▶ **Objective**
Show all lines that include the string "heart"; copy each one.

☆ ☆ ☆ ☆ ☆ ☆ ☆

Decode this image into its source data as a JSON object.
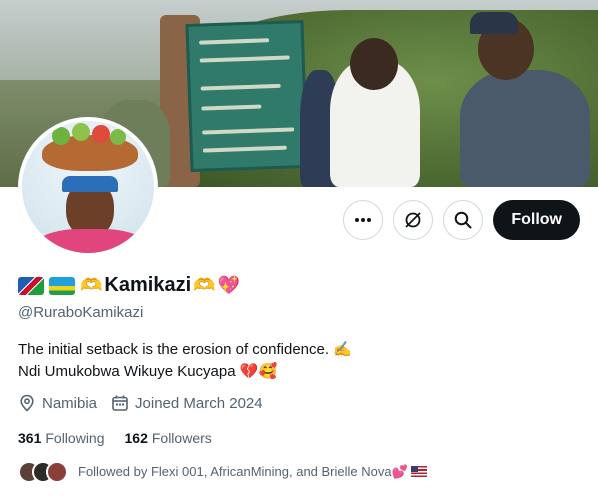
{
  "profile": {
    "display_name": "Kamikazi",
    "name_emojis_before": [
      "flag-namibia",
      "flag-rwanda",
      "heart-hands"
    ],
    "name_emojis_after": [
      "heart-hands",
      "sparkling-heart"
    ],
    "handle": "@RuraboKamikazi",
    "bio_line1": "The initial setback is the erosion of confidence.",
    "bio_line1_emoji": "✍️",
    "bio_line2": "Ndi Umukobwa Wikuye Kucyapa",
    "bio_line2_emojis": "💔🥰",
    "location": "Namibia",
    "joined": "Joined March 2024"
  },
  "actions": {
    "more_icon": "more-icon",
    "grok_icon": "grok-icon",
    "search_icon": "search-icon",
    "follow_label": "Follow"
  },
  "stats": {
    "following_count": "361",
    "following_label": "Following",
    "followers_count": "162",
    "followers_label": "Followers"
  },
  "followed_by": {
    "text": "Followed by Flexi 001, AfricanMining, and Brielle Nova",
    "emoji": "💕"
  },
  "colors": {
    "follow_bg": "#0f1419",
    "secondary_text": "#536471",
    "border": "#cfd9de"
  }
}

☆ ☆ ☆ ☆ ☆ ☆ ☆

▶ **Full output**
      "heart-hands"
      "heart-hands",
      "sparkling-heart"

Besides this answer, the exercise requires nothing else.